- [THE TASK]: Copy the data exactly; pictures stay out of the copy.

- [THE DATA]:
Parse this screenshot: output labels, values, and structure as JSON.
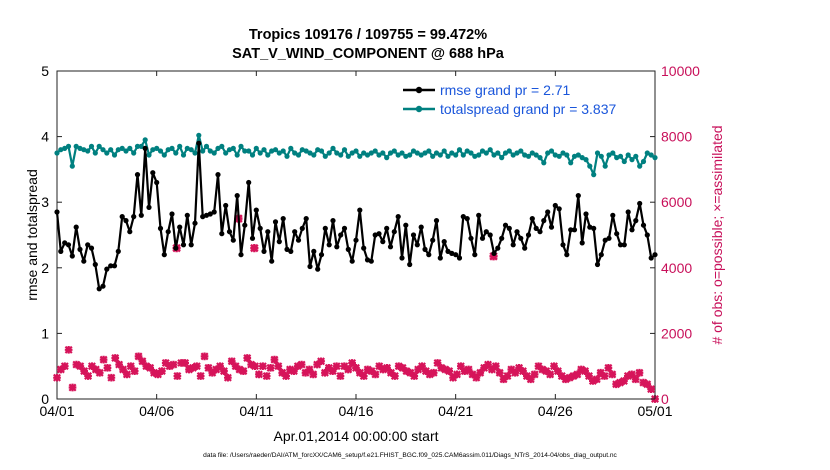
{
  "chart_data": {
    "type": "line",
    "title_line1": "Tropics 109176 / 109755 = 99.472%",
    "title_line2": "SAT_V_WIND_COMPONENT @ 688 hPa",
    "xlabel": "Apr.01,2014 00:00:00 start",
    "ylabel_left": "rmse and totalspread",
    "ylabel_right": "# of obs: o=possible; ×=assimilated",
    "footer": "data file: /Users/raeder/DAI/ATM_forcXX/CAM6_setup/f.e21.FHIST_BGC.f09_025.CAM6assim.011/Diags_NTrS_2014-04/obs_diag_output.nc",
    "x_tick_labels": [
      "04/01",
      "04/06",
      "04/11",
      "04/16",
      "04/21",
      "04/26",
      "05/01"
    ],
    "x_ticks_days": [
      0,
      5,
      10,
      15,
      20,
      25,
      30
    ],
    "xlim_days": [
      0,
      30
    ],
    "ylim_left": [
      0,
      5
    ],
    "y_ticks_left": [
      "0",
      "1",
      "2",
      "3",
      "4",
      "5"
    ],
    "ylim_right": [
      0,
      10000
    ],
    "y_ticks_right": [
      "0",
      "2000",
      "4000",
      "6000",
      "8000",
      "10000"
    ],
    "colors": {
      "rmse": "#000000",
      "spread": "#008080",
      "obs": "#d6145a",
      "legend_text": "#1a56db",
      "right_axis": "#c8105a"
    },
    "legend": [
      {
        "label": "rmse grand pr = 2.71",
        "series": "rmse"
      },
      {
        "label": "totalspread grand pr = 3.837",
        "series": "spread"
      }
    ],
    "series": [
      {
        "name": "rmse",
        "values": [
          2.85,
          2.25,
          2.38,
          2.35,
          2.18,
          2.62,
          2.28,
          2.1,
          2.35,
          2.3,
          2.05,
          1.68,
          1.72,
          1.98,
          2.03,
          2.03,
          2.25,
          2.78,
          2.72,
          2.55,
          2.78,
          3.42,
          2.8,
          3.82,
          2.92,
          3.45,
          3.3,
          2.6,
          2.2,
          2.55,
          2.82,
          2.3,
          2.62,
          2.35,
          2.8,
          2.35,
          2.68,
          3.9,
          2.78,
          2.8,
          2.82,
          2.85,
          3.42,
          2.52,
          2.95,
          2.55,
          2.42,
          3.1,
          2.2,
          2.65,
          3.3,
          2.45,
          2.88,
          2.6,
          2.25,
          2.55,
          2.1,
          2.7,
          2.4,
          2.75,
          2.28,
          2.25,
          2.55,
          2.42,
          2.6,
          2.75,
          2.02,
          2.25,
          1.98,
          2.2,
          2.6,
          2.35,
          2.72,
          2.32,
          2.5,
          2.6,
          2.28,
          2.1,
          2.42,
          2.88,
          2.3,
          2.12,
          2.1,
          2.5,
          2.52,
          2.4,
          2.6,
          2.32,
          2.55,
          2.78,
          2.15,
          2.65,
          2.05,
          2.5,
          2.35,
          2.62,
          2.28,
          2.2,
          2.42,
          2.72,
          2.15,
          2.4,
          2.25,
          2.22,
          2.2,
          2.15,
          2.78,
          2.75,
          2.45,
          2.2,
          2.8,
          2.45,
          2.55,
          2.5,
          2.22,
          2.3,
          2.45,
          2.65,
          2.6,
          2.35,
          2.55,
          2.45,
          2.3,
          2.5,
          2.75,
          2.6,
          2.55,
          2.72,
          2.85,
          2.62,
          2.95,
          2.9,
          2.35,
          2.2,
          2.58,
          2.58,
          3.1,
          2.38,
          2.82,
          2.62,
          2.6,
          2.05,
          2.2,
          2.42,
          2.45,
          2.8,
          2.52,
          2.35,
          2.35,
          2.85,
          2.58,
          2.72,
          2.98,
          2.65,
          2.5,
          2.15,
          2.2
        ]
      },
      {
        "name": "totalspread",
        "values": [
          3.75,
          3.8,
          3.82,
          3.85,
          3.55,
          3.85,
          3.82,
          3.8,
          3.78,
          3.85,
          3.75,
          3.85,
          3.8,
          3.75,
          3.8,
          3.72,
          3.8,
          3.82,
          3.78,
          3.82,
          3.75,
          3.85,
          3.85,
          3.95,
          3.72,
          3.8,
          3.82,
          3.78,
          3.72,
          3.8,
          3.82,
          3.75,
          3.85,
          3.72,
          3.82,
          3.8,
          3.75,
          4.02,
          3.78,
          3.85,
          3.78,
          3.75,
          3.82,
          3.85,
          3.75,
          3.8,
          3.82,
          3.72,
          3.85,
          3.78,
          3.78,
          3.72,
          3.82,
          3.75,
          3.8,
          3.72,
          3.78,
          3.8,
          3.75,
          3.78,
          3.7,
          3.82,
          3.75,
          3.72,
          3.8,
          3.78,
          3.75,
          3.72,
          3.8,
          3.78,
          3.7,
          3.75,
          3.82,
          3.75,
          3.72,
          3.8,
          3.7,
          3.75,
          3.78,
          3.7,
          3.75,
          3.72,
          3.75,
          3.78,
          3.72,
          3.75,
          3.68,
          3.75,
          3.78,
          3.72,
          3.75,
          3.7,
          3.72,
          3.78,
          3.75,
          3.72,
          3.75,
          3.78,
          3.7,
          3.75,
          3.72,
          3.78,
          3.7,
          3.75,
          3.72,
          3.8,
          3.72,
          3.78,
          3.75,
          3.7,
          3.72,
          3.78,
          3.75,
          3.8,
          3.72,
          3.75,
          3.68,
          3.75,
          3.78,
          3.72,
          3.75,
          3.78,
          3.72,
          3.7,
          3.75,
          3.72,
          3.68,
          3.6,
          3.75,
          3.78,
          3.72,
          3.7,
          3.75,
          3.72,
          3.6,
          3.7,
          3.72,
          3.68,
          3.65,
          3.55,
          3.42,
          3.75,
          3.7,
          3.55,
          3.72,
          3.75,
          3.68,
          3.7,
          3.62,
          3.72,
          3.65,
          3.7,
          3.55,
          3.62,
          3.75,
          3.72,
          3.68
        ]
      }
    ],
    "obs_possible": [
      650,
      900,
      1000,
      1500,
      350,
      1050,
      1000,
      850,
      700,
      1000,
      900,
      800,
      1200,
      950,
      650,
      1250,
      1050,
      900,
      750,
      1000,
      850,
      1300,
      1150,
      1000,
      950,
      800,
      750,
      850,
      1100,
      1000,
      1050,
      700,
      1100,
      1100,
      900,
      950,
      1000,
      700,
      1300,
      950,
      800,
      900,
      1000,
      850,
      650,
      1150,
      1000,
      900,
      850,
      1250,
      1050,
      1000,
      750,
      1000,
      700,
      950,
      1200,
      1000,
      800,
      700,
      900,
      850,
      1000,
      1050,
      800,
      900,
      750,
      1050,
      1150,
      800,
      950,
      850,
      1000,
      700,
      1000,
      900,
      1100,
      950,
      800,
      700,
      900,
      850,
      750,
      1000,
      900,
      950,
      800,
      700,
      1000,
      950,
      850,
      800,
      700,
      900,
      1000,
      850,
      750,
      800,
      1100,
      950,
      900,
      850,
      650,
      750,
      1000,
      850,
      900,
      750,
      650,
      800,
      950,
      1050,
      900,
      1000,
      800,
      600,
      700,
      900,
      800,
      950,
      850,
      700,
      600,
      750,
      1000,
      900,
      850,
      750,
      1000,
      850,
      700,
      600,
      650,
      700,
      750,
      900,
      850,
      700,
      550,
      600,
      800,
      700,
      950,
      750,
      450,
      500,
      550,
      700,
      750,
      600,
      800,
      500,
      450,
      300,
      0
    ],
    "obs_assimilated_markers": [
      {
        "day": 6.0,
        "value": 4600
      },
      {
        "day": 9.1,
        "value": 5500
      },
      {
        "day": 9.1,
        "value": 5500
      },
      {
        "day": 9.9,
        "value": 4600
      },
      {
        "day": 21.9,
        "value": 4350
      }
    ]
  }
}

- [REPLY TO THE TASK]:
Parse this screenshot: output labels, values, and structure as JSON.
{
  "chart_data": {
    "type": "line",
    "title_line1": "Tropics 109176 / 109755 = 99.472%",
    "title_line2": "SAT_V_WIND_COMPONENT @ 688 hPa",
    "xlabel": "Apr.01,2014 00:00:00 start",
    "ylabel_left": "rmse and totalspread",
    "ylabel_right": "# of obs: o=possible; ×=assimilated",
    "footer": "data file: /Users/raeder/DAI/ATM_forcXX/CAM6_setup/f.e21.FHIST_BGC.f09_025.CAM6assim.011/Diags_NTrS_2014-04/obs_diag_output.nc",
    "x_tick_labels": [
      "04/01",
      "04/06",
      "04/11",
      "04/16",
      "04/21",
      "04/26",
      "05/01"
    ],
    "x_ticks_days": [
      0,
      5,
      10,
      15,
      20,
      25,
      30
    ],
    "xlim_days": [
      0,
      30
    ],
    "ylim_left": [
      0,
      5
    ],
    "y_ticks_left": [
      "0",
      "1",
      "2",
      "3",
      "4",
      "5"
    ],
    "ylim_right": [
      0,
      10000
    ],
    "y_ticks_right": [
      "0",
      "2000",
      "4000",
      "6000",
      "8000",
      "10000"
    ],
    "colors": {
      "rmse": "#000000",
      "spread": "#008080",
      "obs": "#d6145a",
      "legend_text": "#1a56db",
      "right_axis": "#c8105a"
    },
    "legend": [
      {
        "label": "rmse grand pr = 2.71",
        "series": "rmse"
      },
      {
        "label": "totalspread grand pr = 3.837",
        "series": "spread"
      }
    ],
    "series": [
      {
        "name": "rmse",
        "values": [
          2.85,
          2.25,
          2.38,
          2.35,
          2.18,
          2.62,
          2.28,
          2.1,
          2.35,
          2.3,
          2.05,
          1.68,
          1.72,
          1.98,
          2.03,
          2.03,
          2.25,
          2.78,
          2.72,
          2.55,
          2.78,
          3.42,
          2.8,
          3.82,
          2.92,
          3.45,
          3.3,
          2.6,
          2.2,
          2.55,
          2.82,
          2.3,
          2.62,
          2.35,
          2.8,
          2.35,
          2.68,
          3.9,
          2.78,
          2.8,
          2.82,
          2.85,
          3.42,
          2.52,
          2.95,
          2.55,
          2.42,
          3.1,
          2.2,
          2.65,
          3.3,
          2.45,
          2.88,
          2.6,
          2.25,
          2.55,
          2.1,
          2.7,
          2.4,
          2.75,
          2.28,
          2.25,
          2.55,
          2.42,
          2.6,
          2.75,
          2.02,
          2.25,
          1.98,
          2.2,
          2.6,
          2.35,
          2.72,
          2.32,
          2.5,
          2.6,
          2.28,
          2.1,
          2.42,
          2.88,
          2.3,
          2.12,
          2.1,
          2.5,
          2.52,
          2.4,
          2.6,
          2.32,
          2.55,
          2.78,
          2.15,
          2.65,
          2.05,
          2.5,
          2.35,
          2.62,
          2.28,
          2.2,
          2.42,
          2.72,
          2.15,
          2.4,
          2.25,
          2.22,
          2.2,
          2.15,
          2.78,
          2.75,
          2.45,
          2.2,
          2.8,
          2.45,
          2.55,
          2.5,
          2.22,
          2.3,
          2.45,
          2.65,
          2.6,
          2.35,
          2.55,
          2.45,
          2.3,
          2.5,
          2.75,
          2.6,
          2.55,
          2.72,
          2.85,
          2.62,
          2.95,
          2.9,
          2.35,
          2.2,
          2.58,
          2.58,
          3.1,
          2.38,
          2.82,
          2.62,
          2.6,
          2.05,
          2.2,
          2.42,
          2.45,
          2.8,
          2.52,
          2.35,
          2.35,
          2.85,
          2.58,
          2.72,
          2.98,
          2.65,
          2.5,
          2.15,
          2.2
        ]
      },
      {
        "name": "totalspread",
        "values": [
          3.75,
          3.8,
          3.82,
          3.85,
          3.55,
          3.85,
          3.82,
          3.8,
          3.78,
          3.85,
          3.75,
          3.85,
          3.8,
          3.75,
          3.8,
          3.72,
          3.8,
          3.82,
          3.78,
          3.82,
          3.75,
          3.85,
          3.85,
          3.95,
          3.72,
          3.8,
          3.82,
          3.78,
          3.72,
          3.8,
          3.82,
          3.75,
          3.85,
          3.72,
          3.82,
          3.8,
          3.75,
          4.02,
          3.78,
          3.85,
          3.78,
          3.75,
          3.82,
          3.85,
          3.75,
          3.8,
          3.82,
          3.72,
          3.85,
          3.78,
          3.78,
          3.72,
          3.82,
          3.75,
          3.8,
          3.72,
          3.78,
          3.8,
          3.75,
          3.78,
          3.7,
          3.82,
          3.75,
          3.72,
          3.8,
          3.78,
          3.75,
          3.72,
          3.8,
          3.78,
          3.7,
          3.75,
          3.82,
          3.75,
          3.72,
          3.8,
          3.7,
          3.75,
          3.78,
          3.7,
          3.75,
          3.72,
          3.75,
          3.78,
          3.72,
          3.75,
          3.68,
          3.75,
          3.78,
          3.72,
          3.75,
          3.7,
          3.72,
          3.78,
          3.75,
          3.72,
          3.75,
          3.78,
          3.7,
          3.75,
          3.72,
          3.78,
          3.7,
          3.75,
          3.72,
          3.8,
          3.72,
          3.78,
          3.75,
          3.7,
          3.72,
          3.78,
          3.75,
          3.8,
          3.72,
          3.75,
          3.68,
          3.75,
          3.78,
          3.72,
          3.75,
          3.78,
          3.72,
          3.7,
          3.75,
          3.72,
          3.68,
          3.6,
          3.75,
          3.78,
          3.72,
          3.7,
          3.75,
          3.72,
          3.6,
          3.7,
          3.72,
          3.68,
          3.65,
          3.55,
          3.42,
          3.75,
          3.7,
          3.55,
          3.72,
          3.75,
          3.68,
          3.7,
          3.62,
          3.72,
          3.65,
          3.7,
          3.55,
          3.62,
          3.75,
          3.72,
          3.68
        ]
      }
    ],
    "obs_possible": [
      650,
      900,
      1000,
      1500,
      350,
      1050,
      1000,
      850,
      700,
      1000,
      900,
      800,
      1200,
      950,
      650,
      1250,
      1050,
      900,
      750,
      1000,
      850,
      1300,
      1150,
      1000,
      950,
      800,
      750,
      850,
      1100,
      1000,
      1050,
      700,
      1100,
      1100,
      900,
      950,
      1000,
      700,
      1300,
      950,
      800,
      900,
      1000,
      850,
      650,
      1150,
      1000,
      900,
      850,
      1250,
      1050,
      1000,
      750,
      1000,
      700,
      950,
      1200,
      1000,
      800,
      700,
      900,
      850,
      1000,
      1050,
      800,
      900,
      750,
      1050,
      1150,
      800,
      950,
      850,
      1000,
      700,
      1000,
      900,
      1100,
      950,
      800,
      700,
      900,
      850,
      750,
      1000,
      900,
      950,
      800,
      700,
      1000,
      950,
      850,
      800,
      700,
      900,
      1000,
      850,
      750,
      800,
      1100,
      950,
      900,
      850,
      650,
      750,
      1000,
      850,
      900,
      750,
      650,
      800,
      950,
      1050,
      900,
      1000,
      800,
      600,
      700,
      900,
      800,
      950,
      850,
      700,
      600,
      750,
      1000,
      900,
      850,
      750,
      1000,
      850,
      700,
      600,
      650,
      700,
      750,
      900,
      850,
      700,
      550,
      600,
      800,
      700,
      950,
      750,
      450,
      500,
      550,
      700,
      750,
      600,
      800,
      500,
      450,
      300,
      0
    ],
    "obs_assimilated_markers": [
      {
        "day": 6.0,
        "value": 4600
      },
      {
        "day": 9.1,
        "value": 5500
      },
      {
        "day": 9.1,
        "value": 5500
      },
      {
        "day": 9.9,
        "value": 4600
      },
      {
        "day": 21.9,
        "value": 4350
      }
    ]
  }
}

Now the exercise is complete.